**DIRECTION:**
Your task is to print all of the material verbatim.
==================================================
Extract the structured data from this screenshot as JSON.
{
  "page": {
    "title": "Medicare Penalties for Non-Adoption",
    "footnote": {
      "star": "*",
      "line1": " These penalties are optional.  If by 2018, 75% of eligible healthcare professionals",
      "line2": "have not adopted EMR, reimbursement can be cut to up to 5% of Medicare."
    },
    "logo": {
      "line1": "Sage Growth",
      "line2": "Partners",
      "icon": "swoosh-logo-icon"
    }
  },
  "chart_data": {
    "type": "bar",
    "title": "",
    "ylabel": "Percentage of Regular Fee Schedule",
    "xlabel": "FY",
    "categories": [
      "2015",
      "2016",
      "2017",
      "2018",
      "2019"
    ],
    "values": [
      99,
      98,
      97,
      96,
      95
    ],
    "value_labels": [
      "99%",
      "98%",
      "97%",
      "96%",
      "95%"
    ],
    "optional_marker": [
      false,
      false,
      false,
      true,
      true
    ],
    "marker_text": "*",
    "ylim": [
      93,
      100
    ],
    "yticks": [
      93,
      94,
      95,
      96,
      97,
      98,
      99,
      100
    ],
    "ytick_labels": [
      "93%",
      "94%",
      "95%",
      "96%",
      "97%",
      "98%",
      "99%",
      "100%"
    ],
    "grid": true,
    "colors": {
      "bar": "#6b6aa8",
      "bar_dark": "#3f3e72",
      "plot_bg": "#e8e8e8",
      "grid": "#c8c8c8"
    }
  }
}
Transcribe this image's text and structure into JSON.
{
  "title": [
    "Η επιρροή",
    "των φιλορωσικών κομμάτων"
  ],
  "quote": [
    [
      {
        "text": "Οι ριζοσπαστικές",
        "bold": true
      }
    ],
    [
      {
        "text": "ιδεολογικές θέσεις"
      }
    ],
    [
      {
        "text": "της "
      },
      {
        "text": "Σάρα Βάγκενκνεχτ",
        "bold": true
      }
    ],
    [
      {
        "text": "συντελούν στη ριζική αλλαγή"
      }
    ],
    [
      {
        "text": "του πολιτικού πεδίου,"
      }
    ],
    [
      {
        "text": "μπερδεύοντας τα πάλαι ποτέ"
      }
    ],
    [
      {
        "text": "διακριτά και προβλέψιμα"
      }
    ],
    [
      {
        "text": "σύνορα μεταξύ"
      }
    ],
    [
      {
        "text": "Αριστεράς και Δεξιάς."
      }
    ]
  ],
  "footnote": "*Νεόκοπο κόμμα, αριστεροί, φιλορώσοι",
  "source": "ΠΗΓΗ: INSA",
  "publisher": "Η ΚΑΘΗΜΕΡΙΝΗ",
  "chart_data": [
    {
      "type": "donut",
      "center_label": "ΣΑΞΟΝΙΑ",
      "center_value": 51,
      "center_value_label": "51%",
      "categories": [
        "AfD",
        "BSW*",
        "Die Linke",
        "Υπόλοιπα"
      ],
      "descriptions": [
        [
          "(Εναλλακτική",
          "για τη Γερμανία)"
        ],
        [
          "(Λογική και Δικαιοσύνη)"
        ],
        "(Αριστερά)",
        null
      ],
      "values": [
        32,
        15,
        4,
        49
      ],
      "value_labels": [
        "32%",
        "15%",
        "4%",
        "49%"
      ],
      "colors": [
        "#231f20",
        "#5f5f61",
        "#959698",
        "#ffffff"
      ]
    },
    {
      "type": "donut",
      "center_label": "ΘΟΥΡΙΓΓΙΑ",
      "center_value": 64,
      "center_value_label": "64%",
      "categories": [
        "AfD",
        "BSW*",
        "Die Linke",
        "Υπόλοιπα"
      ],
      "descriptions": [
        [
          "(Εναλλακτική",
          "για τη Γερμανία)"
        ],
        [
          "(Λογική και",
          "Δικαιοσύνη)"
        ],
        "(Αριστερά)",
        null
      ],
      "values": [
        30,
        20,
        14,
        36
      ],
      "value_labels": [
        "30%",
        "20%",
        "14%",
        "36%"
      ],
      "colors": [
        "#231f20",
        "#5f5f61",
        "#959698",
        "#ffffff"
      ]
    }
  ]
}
==================================================
**WRITTEN ANSWER:**
Extract the structured data from this screenshot as JSON.
{
  "page": {
    "title": "Medicare Penalties for Non-Adoption",
    "footnote": {
      "star": "*",
      "line1": " These penalties are optional.  If by 2018, 75% of eligible healthcare professionals",
      "line2": "have not adopted EMR, reimbursement can be cut to up to 5% of Medicare."
    },
    "logo": {
      "line1": "Sage Growth",
      "line2": "Partners",
      "icon": "swoosh-logo-icon"
    }
  },
  "chart_data": {
    "type": "bar",
    "title": "",
    "ylabel": "Percentage of Regular Fee Schedule",
    "xlabel": "FY",
    "categories": [
      "2015",
      "2016",
      "2017",
      "2018",
      "2019"
    ],
    "values": [
      99,
      98,
      97,
      96,
      95
    ],
    "value_labels": [
      "99%",
      "98%",
      "97%",
      "96%",
      "95%"
    ],
    "optional_marker": [
      false,
      false,
      false,
      true,
      true
    ],
    "marker_text": "*",
    "ylim": [
      93,
      100
    ],
    "yticks": [
      93,
      94,
      95,
      96,
      97,
      98,
      99,
      100
    ],
    "ytick_labels": [
      "93%",
      "94%",
      "95%",
      "96%",
      "97%",
      "98%",
      "99%",
      "100%"
    ],
    "grid": true,
    "colors": {
      "bar": "#6b6aa8",
      "bar_dark": "#3f3e72",
      "plot_bg": "#e8e8e8",
      "grid": "#c8c8c8"
    }
  }
}
Transcribe this image's text and structure into JSON.
{
  "title": [
    "Η επιρροή",
    "των φιλορωσικών κομμάτων"
  ],
  "quote": [
    [
      {
        "text": "Οι ριζοσπαστικές",
        "bold": true
      }
    ],
    [
      {
        "text": "ιδεολογικές θέσεις"
      }
    ],
    [
      {
        "text": "της "
      },
      {
        "text": "Σάρα Βάγκενκνεχτ",
        "bold": true
      }
    ],
    [
      {
        "text": "συντελούν στη ριζική αλλαγή"
      }
    ],
    [
      {
        "text": "του πολιτικού πεδίου,"
      }
    ],
    [
      {
        "text": "μπερδεύοντας τα πάλαι ποτέ"
      }
    ],
    [
      {
        "text": "διακριτά και προβλέψιμα"
      }
    ],
    [
      {
        "text": "σύνορα μεταξύ"
      }
    ],
    [
      {
        "text": "Αριστεράς και Δεξιάς."
      }
    ]
  ],
  "footnote": "*Νεόκοπο κόμμα, αριστεροί, φιλορώσοι",
  "source": "ΠΗΓΗ: INSA",
  "publisher": "Η ΚΑΘΗΜΕΡΙΝΗ",
  "chart_data": [
    {
      "type": "donut",
      "center_label": "ΣΑΞΟΝΙΑ",
      "center_value": 51,
      "center_value_label": "51%",
      "categories": [
        "AfD",
        "BSW*",
        "Die Linke",
        "Υπόλοιπα"
      ],
      "descriptions": [
        [
          "(Εναλλακτική",
          "για τη Γερμανία)"
        ],
        [
          "(Λογική και Δικαιοσύνη)"
        ],
        "(Αριστερά)",
        null
      ],
      "values": [
        32,
        15,
        4,
        49
      ],
      "value_labels": [
        "32%",
        "15%",
        "4%",
        "49%"
      ],
      "colors": [
        "#231f20",
        "#5f5f61",
        "#959698",
        "#ffffff"
      ]
    },
    {
      "type": "donut",
      "center_label": "ΘΟΥΡΙΓΓΙΑ",
      "center_value": 64,
      "center_value_label": "64%",
      "categories": [
        "AfD",
        "BSW*",
        "Die Linke",
        "Υπόλοιπα"
      ],
      "descriptions": [
        [
          "(Εναλλακτική",
          "για τη Γερμανία)"
        ],
        [
          "(Λογική και",
          "Δικαιοσύνη)"
        ],
        "(Αριστερά)",
        null
      ],
      "values": [
        30,
        20,
        14,
        36
      ],
      "value_labels": [
        "30%",
        "20%",
        "14%",
        "36%"
      ],
      "colors": [
        "#231f20",
        "#5f5f61",
        "#959698",
        "#ffffff"
      ]
    }
  ]
}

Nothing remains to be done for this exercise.